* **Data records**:
________

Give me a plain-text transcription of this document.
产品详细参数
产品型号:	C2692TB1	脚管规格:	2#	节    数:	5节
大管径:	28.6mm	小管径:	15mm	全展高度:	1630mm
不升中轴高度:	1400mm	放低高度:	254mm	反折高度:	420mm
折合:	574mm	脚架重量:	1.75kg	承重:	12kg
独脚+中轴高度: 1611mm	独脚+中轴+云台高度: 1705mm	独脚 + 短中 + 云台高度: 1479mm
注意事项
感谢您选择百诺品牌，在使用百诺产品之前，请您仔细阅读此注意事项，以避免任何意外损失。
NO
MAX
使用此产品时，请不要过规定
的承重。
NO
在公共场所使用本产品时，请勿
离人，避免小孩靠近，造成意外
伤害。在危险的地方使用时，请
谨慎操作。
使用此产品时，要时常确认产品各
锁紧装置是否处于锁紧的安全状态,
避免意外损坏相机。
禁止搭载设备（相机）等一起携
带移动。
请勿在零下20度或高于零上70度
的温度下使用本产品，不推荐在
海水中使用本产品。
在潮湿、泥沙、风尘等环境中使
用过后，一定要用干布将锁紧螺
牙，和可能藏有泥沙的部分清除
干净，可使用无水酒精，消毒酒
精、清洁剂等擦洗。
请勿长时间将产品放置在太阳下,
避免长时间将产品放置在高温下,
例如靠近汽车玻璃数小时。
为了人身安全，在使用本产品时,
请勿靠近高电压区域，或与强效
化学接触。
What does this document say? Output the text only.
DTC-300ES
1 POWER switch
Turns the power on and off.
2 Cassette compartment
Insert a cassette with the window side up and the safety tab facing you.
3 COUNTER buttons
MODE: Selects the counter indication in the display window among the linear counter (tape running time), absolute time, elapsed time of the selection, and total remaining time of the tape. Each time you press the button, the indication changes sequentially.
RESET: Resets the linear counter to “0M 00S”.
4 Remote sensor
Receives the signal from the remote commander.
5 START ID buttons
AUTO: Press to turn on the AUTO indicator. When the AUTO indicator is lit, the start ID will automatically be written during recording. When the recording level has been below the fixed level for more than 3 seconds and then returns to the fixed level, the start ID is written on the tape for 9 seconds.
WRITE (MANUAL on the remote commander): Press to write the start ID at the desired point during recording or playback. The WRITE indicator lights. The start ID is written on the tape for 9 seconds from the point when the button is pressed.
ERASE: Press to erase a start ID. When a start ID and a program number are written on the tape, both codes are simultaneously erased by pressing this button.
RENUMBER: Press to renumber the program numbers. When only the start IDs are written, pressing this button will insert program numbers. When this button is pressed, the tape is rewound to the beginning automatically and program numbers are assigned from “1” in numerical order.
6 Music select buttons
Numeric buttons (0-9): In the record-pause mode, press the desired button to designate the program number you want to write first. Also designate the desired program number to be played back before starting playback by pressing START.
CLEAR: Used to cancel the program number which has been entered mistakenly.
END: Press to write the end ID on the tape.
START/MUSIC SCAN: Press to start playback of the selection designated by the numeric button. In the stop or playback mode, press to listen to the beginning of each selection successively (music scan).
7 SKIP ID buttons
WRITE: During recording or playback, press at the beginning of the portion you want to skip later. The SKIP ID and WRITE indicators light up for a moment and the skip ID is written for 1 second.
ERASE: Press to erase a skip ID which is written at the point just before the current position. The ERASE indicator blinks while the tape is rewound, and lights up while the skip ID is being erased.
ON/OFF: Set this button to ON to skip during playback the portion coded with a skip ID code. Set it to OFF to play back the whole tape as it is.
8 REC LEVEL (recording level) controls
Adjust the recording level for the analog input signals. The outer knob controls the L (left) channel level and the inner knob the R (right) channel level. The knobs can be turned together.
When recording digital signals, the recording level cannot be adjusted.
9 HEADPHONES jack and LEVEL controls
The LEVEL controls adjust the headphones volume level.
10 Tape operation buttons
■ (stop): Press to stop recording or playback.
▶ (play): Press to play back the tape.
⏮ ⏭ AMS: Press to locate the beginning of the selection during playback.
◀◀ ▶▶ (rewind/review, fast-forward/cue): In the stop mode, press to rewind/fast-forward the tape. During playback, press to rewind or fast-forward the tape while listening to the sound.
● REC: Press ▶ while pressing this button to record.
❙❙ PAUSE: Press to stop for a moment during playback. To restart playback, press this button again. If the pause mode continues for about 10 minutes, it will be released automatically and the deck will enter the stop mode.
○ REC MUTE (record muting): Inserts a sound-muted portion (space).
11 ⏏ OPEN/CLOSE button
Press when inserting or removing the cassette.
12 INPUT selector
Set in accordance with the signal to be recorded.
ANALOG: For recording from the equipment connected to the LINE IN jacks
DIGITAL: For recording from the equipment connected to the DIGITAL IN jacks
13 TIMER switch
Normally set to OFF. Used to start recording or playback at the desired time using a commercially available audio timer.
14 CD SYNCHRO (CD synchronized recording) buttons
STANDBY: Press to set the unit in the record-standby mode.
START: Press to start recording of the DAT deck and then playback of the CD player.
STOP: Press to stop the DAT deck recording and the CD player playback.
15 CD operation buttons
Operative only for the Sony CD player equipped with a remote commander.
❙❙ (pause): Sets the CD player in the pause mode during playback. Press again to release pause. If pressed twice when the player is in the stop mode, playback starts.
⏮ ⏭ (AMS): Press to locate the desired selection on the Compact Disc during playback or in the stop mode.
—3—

________

In this exercise, repeat all entries exactly.

* **Solution for this task**:
Give me a plain-text transcription of this document.
产品详细参数
产品型号:	C2692TB1	脚管规格:	2#	节    数:	5节
大管径:	28.6mm	小管径:	15mm	全展高度:	1630mm
不升中轴高度:	1400mm	放低高度:	254mm	反折高度:	420mm
折合:	574mm	脚架重量:	1.75kg	承重:	12kg
独脚+中轴高度: 1611mm	独脚+中轴+云台高度: 1705mm	独脚 + 短中 + 云台高度: 1479mm
注意事项
感谢您选择百诺品牌，在使用百诺产品之前，请您仔细阅读此注意事项，以避免任何意外损失。
NO
MAX
使用此产品时，请不要过规定
的承重。
NO
在公共场所使用本产品时，请勿
离人，避免小孩靠近，造成意外
伤害。在危险的地方使用时，请
谨慎操作。
使用此产品时，要时常确认产品各
锁紧装置是否处于锁紧的安全状态,
避免意外损坏相机。
禁止搭载设备（相机）等一起携
带移动。
请勿在零下20度或高于零上70度
的温度下使用本产品，不推荐在
海水中使用本产品。
在潮湿、泥沙、风尘等环境中使
用过后，一定要用干布将锁紧螺
牙，和可能藏有泥沙的部分清除
干净，可使用无水酒精，消毒酒
精、清洁剂等擦洗。
请勿长时间将产品放置在太阳下,
避免长时间将产品放置在高温下,
例如靠近汽车玻璃数小时。
为了人身安全，在使用本产品时,
请勿靠近高电压区域，或与强效
化学接触。
What does this document say? Output the text only.
DTC-300ES
1 POWER switch
Turns the power on and off.
2 Cassette compartment
Insert a cassette with the window side up and the safety tab facing you.
3 COUNTER buttons
MODE: Selects the counter indication in the display window among the linear counter (tape running time), absolute time, elapsed time of the selection, and total remaining time of the tape. Each time you press the button, the indication changes sequentially.
RESET: Resets the linear counter to “0M 00S”.
4 Remote sensor
Receives the signal from the remote commander.
5 START ID buttons
AUTO: Press to turn on the AUTO indicator. When the AUTO indicator is lit, the start ID will automatically be written during recording. When the recording level has been below the fixed level for more than 3 seconds and then returns to the fixed level, the start ID is written on the tape for 9 seconds.
WRITE (MANUAL on the remote commander): Press to write the start ID at the desired point during recording or playback. The WRITE indicator lights. The start ID is written on the tape for 9 seconds from the point when the button is pressed.
ERASE: Press to erase a start ID. When a start ID and a program number are written on the tape, both codes are simultaneously erased by pressing this button.
RENUMBER: Press to renumber the program numbers. When only the start IDs are written, pressing this button will insert program numbers. When this button is pressed, the tape is rewound to the beginning automatically and program numbers are assigned from “1” in numerical order.
6 Music select buttons
Numeric buttons (0-9): In the record-pause mode, press the desired button to designate the program number you want to write first. Also designate the desired program number to be played back before starting playback by pressing START.
CLEAR: Used to cancel the program number which has been entered mistakenly.
END: Press to write the end ID on the tape.
START/MUSIC SCAN: Press to start playback of the selection designated by the numeric button. In the stop or playback mode, press to listen to the beginning of each selection successively (music scan).
7 SKIP ID buttons
WRITE: During recording or playback, press at the beginning of the portion you want to skip later. The SKIP ID and WRITE indicators light up for a moment and the skip ID is written for 1 second.
ERASE: Press to erase a skip ID which is written at the point just before the current position. The ERASE indicator blinks while the tape is rewound, and lights up while the skip ID is being erased.
ON/OFF: Set this button to ON to skip during playback the portion coded with a skip ID code. Set it to OFF to play back the whole tape as it is.
8 REC LEVEL (recording level) controls
Adjust the recording level for the analog input signals. The outer knob controls the L (left) channel level and the inner knob the R (right) channel level. The knobs can be turned together.
When recording digital signals, the recording level cannot be adjusted.
9 HEADPHONES jack and LEVEL controls
The LEVEL controls adjust the headphones volume level.
10 Tape operation buttons
■ (stop): Press to stop recording or playback.
▶ (play): Press to play back the tape.
⏮ ⏭ AMS: Press to locate the beginning of the selection during playback.
◀◀ ▶▶ (rewind/review, fast-forward/cue): In the stop mode, press to rewind/fast-forward the tape. During playback, press to rewind or fast-forward the tape while listening to the sound.
● REC: Press ▶ while pressing this button to record.
❙❙ PAUSE: Press to stop for a moment during playback. To restart playback, press this button again. If the pause mode continues for about 10 minutes, it will be released automatically and the deck will enter the stop mode.
○ REC MUTE (record muting): Inserts a sound-muted portion (space).
11 ⏏ OPEN/CLOSE button
Press when inserting or removing the cassette.
12 INPUT selector
Set in accordance with the signal to be recorded.
ANALOG: For recording from the equipment connected to the LINE IN jacks
DIGITAL: For recording from the equipment connected to the DIGITAL IN jacks
13 TIMER switch
Normally set to OFF. Used to start recording or playback at the desired time using a commercially available audio timer.
14 CD SYNCHRO (CD synchronized recording) buttons
STANDBY: Press to set the unit in the record-standby mode.
START: Press to start recording of the DAT deck and then playback of the CD player.
STOP: Press to stop the DAT deck recording and the CD player playback.
15 CD operation buttons
Operative only for the Sony CD player equipped with a remote commander.
❙❙ (pause): Sets the CD player in the pause mode during playback. Press again to release pause. If pressed twice when the player is in the stop mode, playback starts.
⏮ ⏭ (AMS): Press to locate the desired selection on the Compact Disc during playback or in the stop mode.
—3—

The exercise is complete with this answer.